- [SUPPLIED DATA]:

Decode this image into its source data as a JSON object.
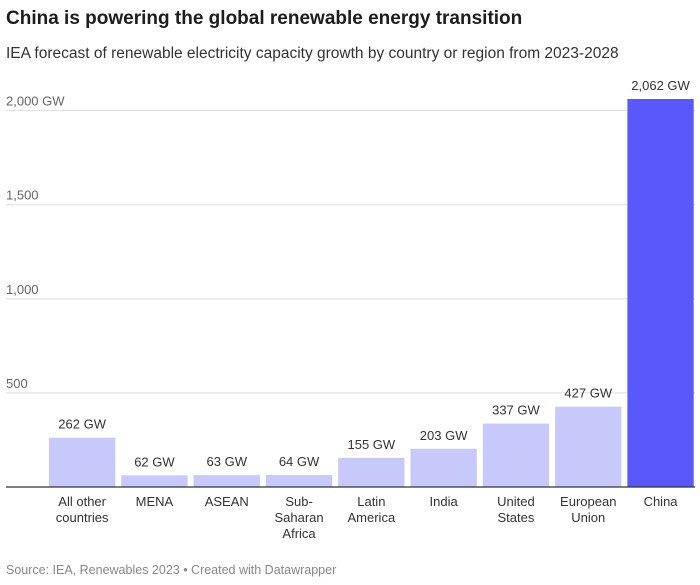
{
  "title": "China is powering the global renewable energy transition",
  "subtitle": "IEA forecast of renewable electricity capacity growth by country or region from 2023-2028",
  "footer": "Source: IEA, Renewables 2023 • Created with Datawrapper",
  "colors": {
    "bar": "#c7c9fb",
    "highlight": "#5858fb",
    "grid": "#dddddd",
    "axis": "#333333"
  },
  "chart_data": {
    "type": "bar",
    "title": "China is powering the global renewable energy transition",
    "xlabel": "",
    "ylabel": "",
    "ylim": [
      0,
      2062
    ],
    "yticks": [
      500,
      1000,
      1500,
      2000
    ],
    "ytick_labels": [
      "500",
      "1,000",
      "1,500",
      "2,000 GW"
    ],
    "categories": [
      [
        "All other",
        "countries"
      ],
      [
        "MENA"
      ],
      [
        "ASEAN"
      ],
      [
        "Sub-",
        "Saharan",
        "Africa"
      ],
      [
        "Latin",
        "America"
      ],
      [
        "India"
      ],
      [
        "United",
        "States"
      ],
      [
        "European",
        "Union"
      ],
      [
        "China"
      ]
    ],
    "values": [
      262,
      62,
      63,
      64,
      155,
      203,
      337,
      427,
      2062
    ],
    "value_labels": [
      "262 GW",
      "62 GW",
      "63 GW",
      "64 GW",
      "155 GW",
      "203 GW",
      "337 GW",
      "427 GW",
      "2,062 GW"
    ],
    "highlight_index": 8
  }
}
* * *
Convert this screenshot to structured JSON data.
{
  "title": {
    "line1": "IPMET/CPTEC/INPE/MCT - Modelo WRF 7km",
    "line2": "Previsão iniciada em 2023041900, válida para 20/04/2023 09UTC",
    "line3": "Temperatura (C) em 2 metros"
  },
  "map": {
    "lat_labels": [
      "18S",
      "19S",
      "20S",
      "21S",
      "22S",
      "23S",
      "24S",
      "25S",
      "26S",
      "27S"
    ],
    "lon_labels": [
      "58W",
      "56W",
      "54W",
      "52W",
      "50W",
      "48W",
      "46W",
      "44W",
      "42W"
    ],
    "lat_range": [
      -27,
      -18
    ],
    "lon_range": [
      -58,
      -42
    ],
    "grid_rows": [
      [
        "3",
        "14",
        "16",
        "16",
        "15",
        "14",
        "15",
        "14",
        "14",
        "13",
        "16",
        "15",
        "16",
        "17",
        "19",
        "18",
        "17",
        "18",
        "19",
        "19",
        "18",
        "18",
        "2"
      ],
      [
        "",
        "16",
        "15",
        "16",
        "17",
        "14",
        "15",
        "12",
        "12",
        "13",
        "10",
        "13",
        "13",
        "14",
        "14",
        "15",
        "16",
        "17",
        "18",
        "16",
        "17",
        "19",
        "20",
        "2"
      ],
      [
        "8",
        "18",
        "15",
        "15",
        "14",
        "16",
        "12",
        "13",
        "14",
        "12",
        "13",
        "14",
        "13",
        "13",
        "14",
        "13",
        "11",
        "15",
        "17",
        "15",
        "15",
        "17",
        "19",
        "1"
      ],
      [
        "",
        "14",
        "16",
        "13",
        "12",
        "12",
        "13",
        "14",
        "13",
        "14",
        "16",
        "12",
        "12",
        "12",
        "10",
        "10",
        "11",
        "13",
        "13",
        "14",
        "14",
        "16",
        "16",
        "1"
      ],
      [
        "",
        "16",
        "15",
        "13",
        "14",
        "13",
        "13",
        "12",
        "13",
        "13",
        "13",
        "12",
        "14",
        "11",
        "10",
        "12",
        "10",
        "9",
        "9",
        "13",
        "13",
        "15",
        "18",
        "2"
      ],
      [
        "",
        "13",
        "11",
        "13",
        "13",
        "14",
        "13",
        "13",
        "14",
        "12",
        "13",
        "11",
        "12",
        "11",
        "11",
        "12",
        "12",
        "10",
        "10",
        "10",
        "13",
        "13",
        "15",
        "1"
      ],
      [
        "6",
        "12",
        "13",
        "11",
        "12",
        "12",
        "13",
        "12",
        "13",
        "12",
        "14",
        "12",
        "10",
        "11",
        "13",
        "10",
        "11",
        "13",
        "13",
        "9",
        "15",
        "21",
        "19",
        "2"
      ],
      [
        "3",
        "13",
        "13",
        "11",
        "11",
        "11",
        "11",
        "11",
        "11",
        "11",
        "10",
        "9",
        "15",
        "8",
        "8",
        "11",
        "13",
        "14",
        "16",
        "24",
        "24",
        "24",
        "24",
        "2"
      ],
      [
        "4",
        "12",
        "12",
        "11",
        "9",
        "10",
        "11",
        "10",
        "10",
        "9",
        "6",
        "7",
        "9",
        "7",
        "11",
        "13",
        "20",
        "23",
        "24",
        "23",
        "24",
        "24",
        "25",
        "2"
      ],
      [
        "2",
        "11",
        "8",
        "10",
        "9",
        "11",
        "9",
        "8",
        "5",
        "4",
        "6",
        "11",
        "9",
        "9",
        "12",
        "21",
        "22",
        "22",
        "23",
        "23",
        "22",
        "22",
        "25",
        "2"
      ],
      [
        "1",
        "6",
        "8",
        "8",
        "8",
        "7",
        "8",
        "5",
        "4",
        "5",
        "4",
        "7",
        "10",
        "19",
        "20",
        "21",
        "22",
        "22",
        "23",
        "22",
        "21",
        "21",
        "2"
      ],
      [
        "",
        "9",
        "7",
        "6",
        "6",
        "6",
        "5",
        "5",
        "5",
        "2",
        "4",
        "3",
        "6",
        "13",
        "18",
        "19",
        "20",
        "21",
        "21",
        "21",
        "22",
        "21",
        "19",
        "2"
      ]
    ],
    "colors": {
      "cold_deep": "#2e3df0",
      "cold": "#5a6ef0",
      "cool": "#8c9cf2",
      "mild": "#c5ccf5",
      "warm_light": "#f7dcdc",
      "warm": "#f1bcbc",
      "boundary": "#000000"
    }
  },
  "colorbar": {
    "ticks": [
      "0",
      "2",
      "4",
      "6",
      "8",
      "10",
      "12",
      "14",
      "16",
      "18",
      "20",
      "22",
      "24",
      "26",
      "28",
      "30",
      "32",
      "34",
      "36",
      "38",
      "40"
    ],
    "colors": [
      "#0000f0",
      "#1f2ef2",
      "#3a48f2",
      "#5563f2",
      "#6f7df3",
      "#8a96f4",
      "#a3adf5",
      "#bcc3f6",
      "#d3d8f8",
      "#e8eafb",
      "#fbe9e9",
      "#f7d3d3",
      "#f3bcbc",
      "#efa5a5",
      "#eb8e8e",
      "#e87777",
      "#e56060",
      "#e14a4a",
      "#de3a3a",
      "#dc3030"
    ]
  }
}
...
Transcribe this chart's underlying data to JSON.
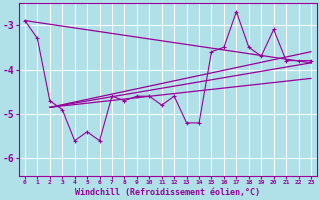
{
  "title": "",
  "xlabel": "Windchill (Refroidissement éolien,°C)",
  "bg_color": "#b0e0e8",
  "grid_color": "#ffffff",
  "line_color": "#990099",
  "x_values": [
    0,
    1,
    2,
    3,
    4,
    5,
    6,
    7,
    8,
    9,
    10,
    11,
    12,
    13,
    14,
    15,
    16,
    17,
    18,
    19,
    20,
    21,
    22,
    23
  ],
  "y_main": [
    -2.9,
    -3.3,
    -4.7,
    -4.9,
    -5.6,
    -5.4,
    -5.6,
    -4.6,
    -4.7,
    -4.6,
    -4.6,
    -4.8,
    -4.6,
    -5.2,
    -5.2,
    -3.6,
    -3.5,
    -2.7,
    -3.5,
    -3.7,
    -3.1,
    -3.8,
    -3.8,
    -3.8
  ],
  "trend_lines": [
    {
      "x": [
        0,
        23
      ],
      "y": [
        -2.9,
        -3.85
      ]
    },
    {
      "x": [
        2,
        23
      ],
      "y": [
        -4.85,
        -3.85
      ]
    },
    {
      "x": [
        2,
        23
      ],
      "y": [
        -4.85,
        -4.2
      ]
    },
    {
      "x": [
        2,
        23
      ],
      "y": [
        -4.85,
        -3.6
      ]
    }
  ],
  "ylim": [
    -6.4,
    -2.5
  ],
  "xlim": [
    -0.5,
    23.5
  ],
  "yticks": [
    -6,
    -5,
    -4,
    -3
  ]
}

- [REQUEST]:
Look through the entries above. Extract each line with the word "this".

- [EXERCISE RESULT]:
Decode this image into its source data as a JSON object.
Convert this screenshot to structured JSON data.
Transcribe this chart's underlying data to JSON.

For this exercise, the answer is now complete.